## [Task to carry out]
In the listing below, locate the lines that hold "mammaire" and copy them.

## [Data entries]
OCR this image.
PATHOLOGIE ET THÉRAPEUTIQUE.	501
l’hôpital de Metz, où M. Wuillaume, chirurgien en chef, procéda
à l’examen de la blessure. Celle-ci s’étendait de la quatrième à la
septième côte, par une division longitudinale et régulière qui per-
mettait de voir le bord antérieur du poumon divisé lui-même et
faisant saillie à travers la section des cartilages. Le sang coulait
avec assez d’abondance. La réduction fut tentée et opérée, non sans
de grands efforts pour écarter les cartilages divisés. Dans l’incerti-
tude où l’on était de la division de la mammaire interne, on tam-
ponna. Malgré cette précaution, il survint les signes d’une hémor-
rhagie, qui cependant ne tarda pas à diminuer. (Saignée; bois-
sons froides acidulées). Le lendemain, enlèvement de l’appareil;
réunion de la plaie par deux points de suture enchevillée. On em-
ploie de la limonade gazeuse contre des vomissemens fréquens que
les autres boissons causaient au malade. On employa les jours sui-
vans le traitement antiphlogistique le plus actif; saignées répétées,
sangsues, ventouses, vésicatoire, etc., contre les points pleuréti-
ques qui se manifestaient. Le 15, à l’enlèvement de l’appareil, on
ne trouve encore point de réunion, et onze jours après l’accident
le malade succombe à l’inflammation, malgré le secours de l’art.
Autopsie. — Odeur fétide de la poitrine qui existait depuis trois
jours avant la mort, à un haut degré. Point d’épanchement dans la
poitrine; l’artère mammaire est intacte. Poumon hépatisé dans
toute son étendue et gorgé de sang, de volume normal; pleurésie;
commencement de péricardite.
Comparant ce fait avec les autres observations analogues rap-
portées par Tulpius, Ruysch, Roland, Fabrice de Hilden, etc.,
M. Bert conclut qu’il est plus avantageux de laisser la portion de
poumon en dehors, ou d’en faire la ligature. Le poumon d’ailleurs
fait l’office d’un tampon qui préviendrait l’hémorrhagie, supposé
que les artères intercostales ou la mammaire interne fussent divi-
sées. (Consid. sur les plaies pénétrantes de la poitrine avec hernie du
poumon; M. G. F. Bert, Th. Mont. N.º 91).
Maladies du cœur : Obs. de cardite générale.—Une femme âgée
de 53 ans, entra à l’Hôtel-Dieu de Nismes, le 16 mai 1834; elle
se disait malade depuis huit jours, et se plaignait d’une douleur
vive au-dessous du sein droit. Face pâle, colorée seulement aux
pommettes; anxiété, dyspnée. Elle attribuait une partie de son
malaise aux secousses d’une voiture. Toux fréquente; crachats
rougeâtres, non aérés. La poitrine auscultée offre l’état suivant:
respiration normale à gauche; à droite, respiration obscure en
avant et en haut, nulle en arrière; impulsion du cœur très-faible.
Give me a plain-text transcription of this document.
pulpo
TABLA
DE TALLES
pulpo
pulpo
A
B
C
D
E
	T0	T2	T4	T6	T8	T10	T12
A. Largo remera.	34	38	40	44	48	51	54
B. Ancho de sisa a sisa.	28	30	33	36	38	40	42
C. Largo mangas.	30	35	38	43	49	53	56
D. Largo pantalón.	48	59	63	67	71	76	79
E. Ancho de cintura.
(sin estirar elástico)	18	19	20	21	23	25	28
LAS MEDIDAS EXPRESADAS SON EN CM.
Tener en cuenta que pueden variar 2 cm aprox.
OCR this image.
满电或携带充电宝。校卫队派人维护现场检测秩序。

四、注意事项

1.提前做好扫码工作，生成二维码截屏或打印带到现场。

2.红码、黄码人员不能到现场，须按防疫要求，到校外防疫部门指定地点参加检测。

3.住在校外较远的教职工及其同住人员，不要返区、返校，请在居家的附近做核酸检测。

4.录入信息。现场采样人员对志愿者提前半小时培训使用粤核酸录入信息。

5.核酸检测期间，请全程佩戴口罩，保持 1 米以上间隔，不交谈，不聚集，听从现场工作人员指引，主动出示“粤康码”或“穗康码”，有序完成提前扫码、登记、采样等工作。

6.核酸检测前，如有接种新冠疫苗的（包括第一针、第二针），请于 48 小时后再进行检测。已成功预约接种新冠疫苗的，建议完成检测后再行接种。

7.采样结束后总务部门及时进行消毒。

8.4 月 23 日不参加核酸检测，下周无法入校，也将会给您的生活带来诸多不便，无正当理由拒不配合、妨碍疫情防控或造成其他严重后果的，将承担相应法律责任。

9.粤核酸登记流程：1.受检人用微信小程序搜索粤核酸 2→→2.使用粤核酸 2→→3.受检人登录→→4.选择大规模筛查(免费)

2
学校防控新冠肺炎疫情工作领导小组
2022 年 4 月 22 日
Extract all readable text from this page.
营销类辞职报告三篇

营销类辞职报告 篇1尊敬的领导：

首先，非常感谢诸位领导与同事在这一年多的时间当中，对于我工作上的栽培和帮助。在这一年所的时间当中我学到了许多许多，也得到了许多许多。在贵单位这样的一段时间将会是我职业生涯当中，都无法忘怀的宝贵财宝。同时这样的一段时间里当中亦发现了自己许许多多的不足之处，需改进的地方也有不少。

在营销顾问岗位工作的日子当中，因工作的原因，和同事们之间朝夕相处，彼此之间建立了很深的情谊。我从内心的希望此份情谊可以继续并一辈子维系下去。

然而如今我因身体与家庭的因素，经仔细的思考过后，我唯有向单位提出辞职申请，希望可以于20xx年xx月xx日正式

## [Exercise solution]
tude où l’on était de la division de la mammaire interne, on tam-
poitrine; l’artère mammaire est intacte. Poumon hépatisé dans
que les artères intercostales ou la mammaire interne fussent divi-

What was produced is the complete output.